Extracts from a graphics dataset
== == ==
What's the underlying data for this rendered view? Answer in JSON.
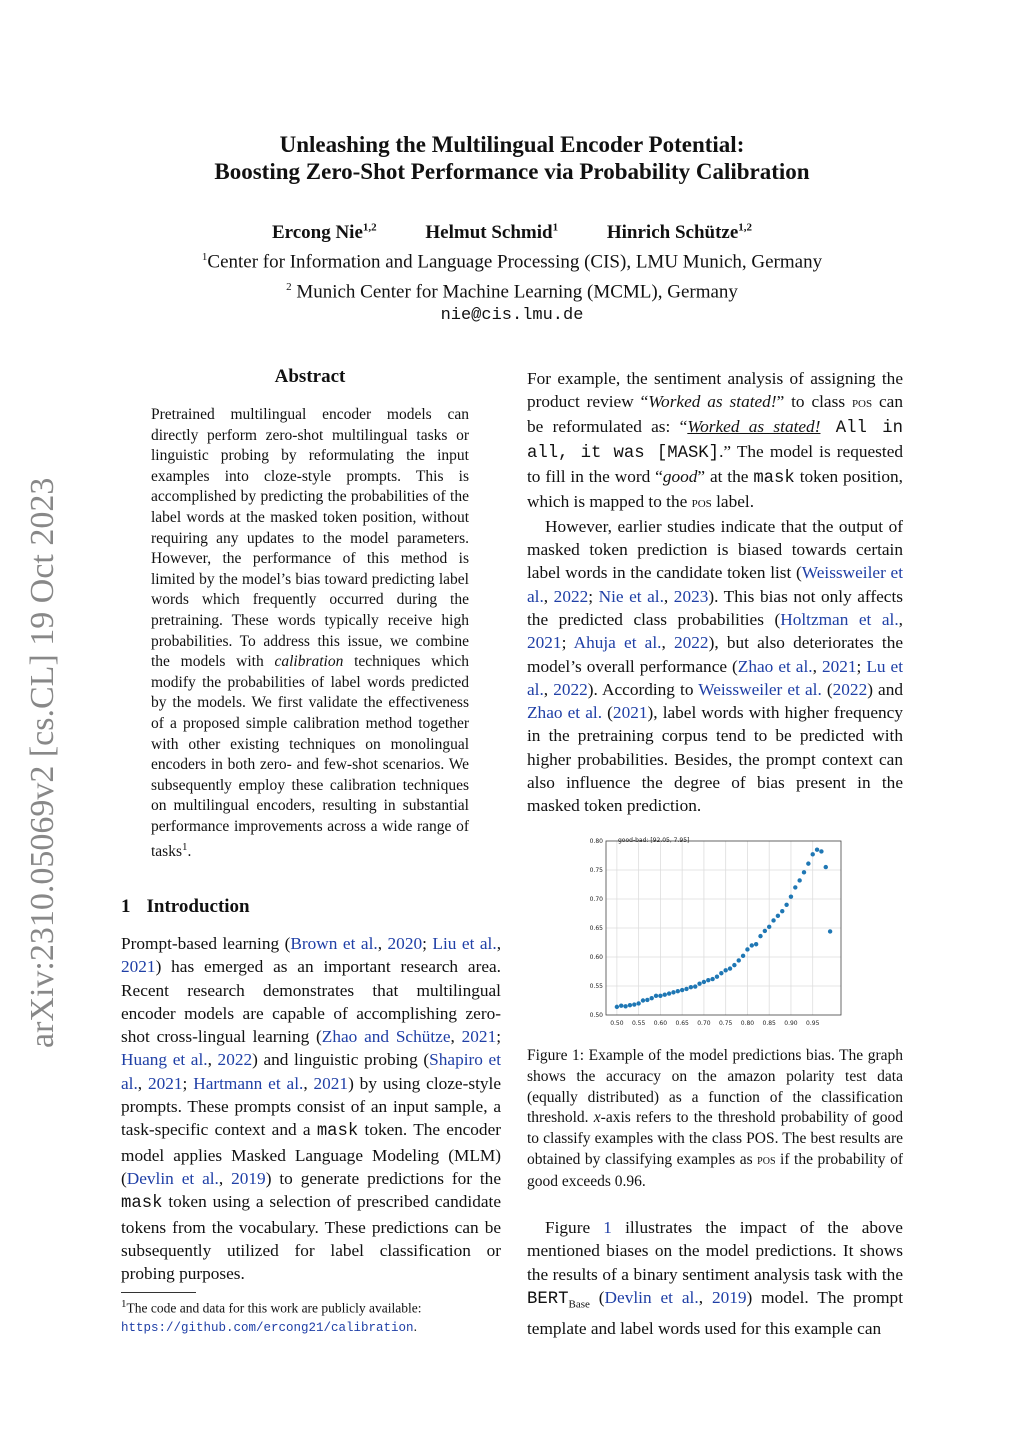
{
  "sidebar": {
    "arxiv_id": "arXiv:2310.05069v2  [cs.CL]  19 Oct 2023"
  },
  "header": {
    "title_line1": "Unleashing the Multilingual Encoder Potential:",
    "title_line2": "Boosting Zero-Shot Performance via Probability Calibration",
    "authors": [
      {
        "name": "Ercong Nie",
        "sup": "1,2"
      },
      {
        "name": "Helmut Schmid",
        "sup": "1"
      },
      {
        "name": "Hinrich Schütze",
        "sup": "1,2"
      }
    ],
    "affil1_sup": "1",
    "affil1": "Center for Information and Language Processing (CIS), LMU Munich, Germany",
    "affil2_sup": "2",
    "affil2": " Munich Center for Machine Learning (MCML), Germany",
    "email": "nie@cis.lmu.de"
  },
  "abstract": {
    "title": "Abstract",
    "segments": [
      {
        "t": "Pretrained multilingual encoder models can directly perform zero-shot multilingual tasks or linguistic probing by reformulating the input examples into cloze-style prompts. This is accomplished by predicting the probabilities of the label words at the masked token position, without requiring any updates to the model parameters. However, the performance of this method is limited by the model’s bias toward predicting label words which frequently occurred during the pretraining. These words typically receive high probabilities. To address this issue, we combine the models with "
      },
      {
        "t": "calibration",
        "i": true
      },
      {
        "t": " techniques which modify the probabilities of label words predicted by the models. We first validate the effectiveness of a proposed simple calibration method together with other existing techniques on monolingual encoders in both zero- and few-shot scenarios. We subsequently employ these calibration techniques on multilingual encoders, resulting in substantial performance improvements across a wide range of tasks"
      },
      {
        "t": "1",
        "sup": true
      },
      {
        "t": "."
      }
    ]
  },
  "section": {
    "number": "1",
    "title": "Introduction"
  },
  "intro": {
    "segments": [
      {
        "t": "Prompt-based learning ("
      },
      {
        "t": "Brown et al.",
        "link": true
      },
      {
        "t": ", "
      },
      {
        "t": "2020",
        "link": true
      },
      {
        "t": "; "
      },
      {
        "t": "Liu et al.",
        "link": true
      },
      {
        "t": ", "
      },
      {
        "t": "2021",
        "link": true
      },
      {
        "t": ") has emerged as an important research area. Recent research demonstrates that multilingual encoder models are capable of accomplishing zero-shot cross-lingual learning ("
      },
      {
        "t": "Zhao and Schütze",
        "link": true
      },
      {
        "t": ", "
      },
      {
        "t": "2021",
        "link": true
      },
      {
        "t": "; "
      },
      {
        "t": "Huang et al.",
        "link": true
      },
      {
        "t": ", "
      },
      {
        "t": "2022",
        "link": true
      },
      {
        "t": ") and linguistic probing ("
      },
      {
        "t": "Shapiro et al.",
        "link": true
      },
      {
        "t": ", "
      },
      {
        "t": "2021",
        "link": true
      },
      {
        "t": "; "
      },
      {
        "t": "Hartmann et al.",
        "link": true
      },
      {
        "t": ", "
      },
      {
        "t": "2021",
        "link": true
      },
      {
        "t": ") by using cloze-style prompts. These prompts consist of an input sample, a task-specific context and a "
      },
      {
        "t": "mask",
        "mono": true
      },
      {
        "t": " token. The encoder model applies Masked Language Modeling (MLM) ("
      },
      {
        "t": "Devlin et al.",
        "link": true
      },
      {
        "t": ", "
      },
      {
        "t": "2019",
        "link": true
      },
      {
        "t": ") to generate predictions for the "
      },
      {
        "t": "mask",
        "mono": true
      },
      {
        "t": " token using a selection of prescribed candidate tokens from the vocabulary. These predictions can be subsequently utilized for label classification or probing purposes."
      }
    ]
  },
  "footnote": {
    "num": "1",
    "text": "The code and data for this work are publicly available: ",
    "url": "https://github.com/ercong21/calibration",
    "end": "."
  },
  "right_p1": {
    "segments": [
      {
        "t": "For example, the sentiment analysis of assigning the product review “"
      },
      {
        "t": "Worked as stated!",
        "i": true
      },
      {
        "t": "” to class "
      },
      {
        "t": "pos",
        "sc": true
      },
      {
        "t": " can be reformulated as: “"
      },
      {
        "t": "Worked as stated!",
        "i": true,
        "u": true
      },
      {
        "t": " All in all, it was [MASK]",
        "mono": true
      },
      {
        "t": ".” The model is requested to fill in the word “"
      },
      {
        "t": "good",
        "i": true
      },
      {
        "t": "” at the "
      },
      {
        "t": "mask",
        "mono": true
      },
      {
        "t": " token position, which is mapped to the "
      },
      {
        "t": "pos",
        "sc": true
      },
      {
        "t": " label."
      }
    ]
  },
  "right_p2": {
    "segments": [
      {
        "t": "However, earlier studies indicate that the output of masked token prediction is biased towards certain label words in the candidate token list ("
      },
      {
        "t": "Weissweiler et al.",
        "link": true
      },
      {
        "t": ", "
      },
      {
        "t": "2022",
        "link": true
      },
      {
        "t": "; "
      },
      {
        "t": "Nie et al.",
        "link": true
      },
      {
        "t": ", "
      },
      {
        "t": "2023",
        "link": true
      },
      {
        "t": "). This bias not only affects the predicted class probabilities ("
      },
      {
        "t": "Holtzman et al.",
        "link": true
      },
      {
        "t": ", "
      },
      {
        "t": "2021",
        "link": true
      },
      {
        "t": "; "
      },
      {
        "t": "Ahuja et al.",
        "link": true
      },
      {
        "t": ", "
      },
      {
        "t": "2022",
        "link": true
      },
      {
        "t": "), but also deteriorates the model’s overall performance ("
      },
      {
        "t": "Zhao et al.",
        "link": true
      },
      {
        "t": ", "
      },
      {
        "t": "2021",
        "link": true
      },
      {
        "t": "; "
      },
      {
        "t": "Lu et al.",
        "link": true
      },
      {
        "t": ", "
      },
      {
        "t": "2022",
        "link": true
      },
      {
        "t": "). According to "
      },
      {
        "t": "Weissweiler et al.",
        "link": true
      },
      {
        "t": " ("
      },
      {
        "t": "2022",
        "link": true
      },
      {
        "t": ") and "
      },
      {
        "t": "Zhao et al.",
        "link": true
      },
      {
        "t": " ("
      },
      {
        "t": "2021",
        "link": true
      },
      {
        "t": "), label words with higher frequency in the pretraining corpus tend to be predicted with higher probabilities. Besides, the prompt context can also influence the degree of bias present in the masked token prediction."
      }
    ]
  },
  "caption": {
    "segments": [
      {
        "t": "Figure 1: Example of the model predictions bias. The graph shows the accuracy on the amazon polarity test data (equally distributed) as a function of the classification threshold. "
      },
      {
        "t": "x",
        "i": true
      },
      {
        "t": "-axis refers to the threshold probability of good to classify examples with the class POS. The best results are obtained by classifying examples as "
      },
      {
        "t": "pos",
        "sc": true
      },
      {
        "t": " if the probability of good exceeds 0.96."
      }
    ]
  },
  "right_p3": {
    "segments": [
      {
        "t": "Figure "
      },
      {
        "t": "1",
        "link": true
      },
      {
        "t": " illustrates the impact of the above mentioned biases on the model predictions. It shows the results of a binary sentiment analysis task with the "
      },
      {
        "t": "BERT",
        "mono": true
      },
      {
        "t": "Base",
        "sub": true
      },
      {
        "t": " ("
      },
      {
        "t": "Devlin et al.",
        "link": true
      },
      {
        "t": ", "
      },
      {
        "t": "2019",
        "link": true
      },
      {
        "t": ") model. The prompt template and label words used for this example can"
      }
    ]
  },
  "chart_data": {
    "type": "scatter",
    "annotation": "good-bad: [92.05, 7.95]",
    "xlim": [
      0.475,
      1.015
    ],
    "ylim": [
      0.5,
      0.8
    ],
    "grid": true,
    "xticks": [
      "0.50",
      "0.55",
      "0.60",
      "0.65",
      "0.70",
      "0.75",
      "0.80",
      "0.85",
      "0.90",
      "0.95"
    ],
    "yticks": [
      "0.50",
      "0.55",
      "0.60",
      "0.65",
      "0.70",
      "0.75",
      "0.80"
    ],
    "color": "#1f77b4",
    "x": [
      0.5,
      0.51,
      0.52,
      0.53,
      0.54,
      0.55,
      0.56,
      0.57,
      0.58,
      0.59,
      0.6,
      0.61,
      0.62,
      0.63,
      0.64,
      0.65,
      0.66,
      0.67,
      0.68,
      0.69,
      0.7,
      0.71,
      0.72,
      0.73,
      0.74,
      0.75,
      0.76,
      0.77,
      0.78,
      0.79,
      0.8,
      0.81,
      0.82,
      0.83,
      0.84,
      0.85,
      0.86,
      0.87,
      0.88,
      0.89,
      0.9,
      0.91,
      0.92,
      0.93,
      0.94,
      0.95,
      0.96,
      0.97,
      0.98,
      0.99
    ],
    "y": [
      0.514,
      0.516,
      0.515,
      0.517,
      0.518,
      0.52,
      0.525,
      0.526,
      0.529,
      0.533,
      0.533,
      0.535,
      0.537,
      0.539,
      0.541,
      0.543,
      0.545,
      0.548,
      0.549,
      0.554,
      0.557,
      0.56,
      0.562,
      0.566,
      0.572,
      0.577,
      0.58,
      0.586,
      0.594,
      0.602,
      0.613,
      0.62,
      0.622,
      0.636,
      0.645,
      0.652,
      0.663,
      0.671,
      0.679,
      0.69,
      0.704,
      0.72,
      0.732,
      0.746,
      0.761,
      0.777,
      0.785,
      0.782,
      0.755,
      0.644
    ]
  }
}
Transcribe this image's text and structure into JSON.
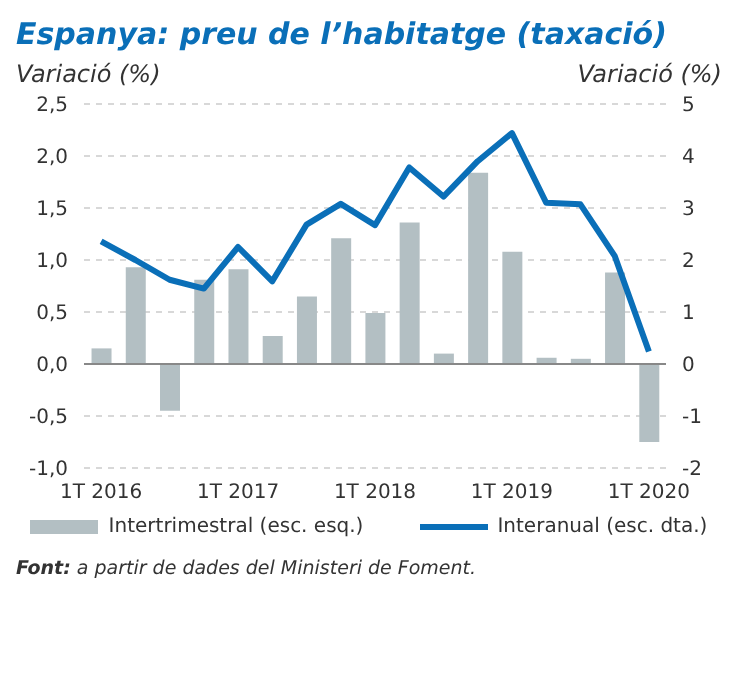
{
  "chart_data": {
    "type": "bar",
    "title": "Espanya: preu de l’habitatge (taxació)",
    "ylabel": "Variació (%)",
    "y2label": "Variació (%)",
    "categories": [
      "1T 2016",
      null,
      null,
      null,
      "1T 2017",
      null,
      null,
      null,
      "1T 2018",
      null,
      null,
      null,
      "1T 2019",
      null,
      null,
      null,
      "1T 2020"
    ],
    "series": [
      {
        "name": "Intertrimestral (esc. esq.)",
        "color": "#b3bfc3",
        "values": [
          0.15,
          0.93,
          -0.45,
          0.81,
          0.91,
          0.27,
          0.65,
          1.21,
          0.49,
          1.36,
          0.1,
          1.84,
          1.08,
          0.06,
          0.05,
          0.88,
          -0.75
        ]
      },
      {
        "name": "Interanual (esc. dta.)",
        "type": "line",
        "axis": "y2",
        "color": "#0a6fb8",
        "values": [
          2.36,
          2.0,
          1.62,
          1.45,
          2.25,
          1.59,
          2.68,
          3.08,
          2.67,
          3.78,
          3.22,
          3.9,
          4.44,
          3.1,
          3.07,
          2.08,
          0.24
        ]
      }
    ],
    "ylim": [
      -1,
      2.5
    ],
    "yticks": [
      {
        "value": -1,
        "label": "-1,0"
      },
      {
        "value": -0.5,
        "label": "-0,5"
      },
      {
        "value": 0,
        "label": "0,0"
      },
      {
        "value": 0.5,
        "label": "0,5"
      },
      {
        "value": 1,
        "label": "1,0"
      },
      {
        "value": 1.5,
        "label": "1,5"
      },
      {
        "value": 2,
        "label": "2,0"
      },
      {
        "value": 2.5,
        "label": "2,5"
      }
    ],
    "y2lim": [
      -2,
      5
    ],
    "y2ticks": [
      -2,
      -1,
      0,
      1,
      2,
      3,
      4,
      5
    ],
    "grid": "y",
    "legend": "bottom",
    "marker": "none",
    "line_style": "solid",
    "annotations": [
      "Font: a partir de dades del Ministeri de Foment."
    ]
  }
}
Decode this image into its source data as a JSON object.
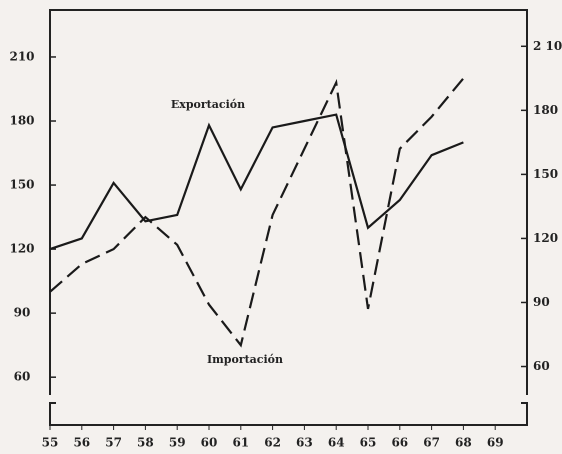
{
  "chart_data": {
    "type": "line",
    "x": [
      55,
      56,
      57,
      58,
      59,
      60,
      61,
      62,
      63,
      64,
      65,
      66,
      67,
      68
    ],
    "series": [
      {
        "name": "Exportación",
        "color": "#1a1a1a",
        "dash": "solid",
        "values": [
          120,
          125,
          151,
          133,
          136,
          178,
          148,
          177,
          180,
          183,
          130,
          143,
          164,
          170
        ]
      },
      {
        "name": "Importación",
        "color": "#1a1a1a",
        "dash": "dashed",
        "axis": "y2",
        "values": [
          95,
          108,
          115,
          130,
          117,
          89,
          70,
          131,
          162,
          193,
          87,
          162,
          177,
          195
        ]
      }
    ],
    "xlim": [
      55,
      70
    ],
    "xticks": [
      55,
      56,
      57,
      58,
      59,
      60,
      61,
      62,
      63,
      64,
      65,
      66,
      67,
      68,
      69
    ],
    "ylim": [
      54,
      232
    ],
    "yticks": [
      60,
      90,
      120,
      150,
      180,
      210
    ],
    "y2lim": [
      49,
      227
    ],
    "y2ticks": [
      60,
      90,
      120,
      150,
      180,
      {
        "value": 210,
        "label": "2 10"
      }
    ]
  }
}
== == ==
### Given task
Within the records above, how many lines include the word "image"? State the number by itself.

### Written solution
2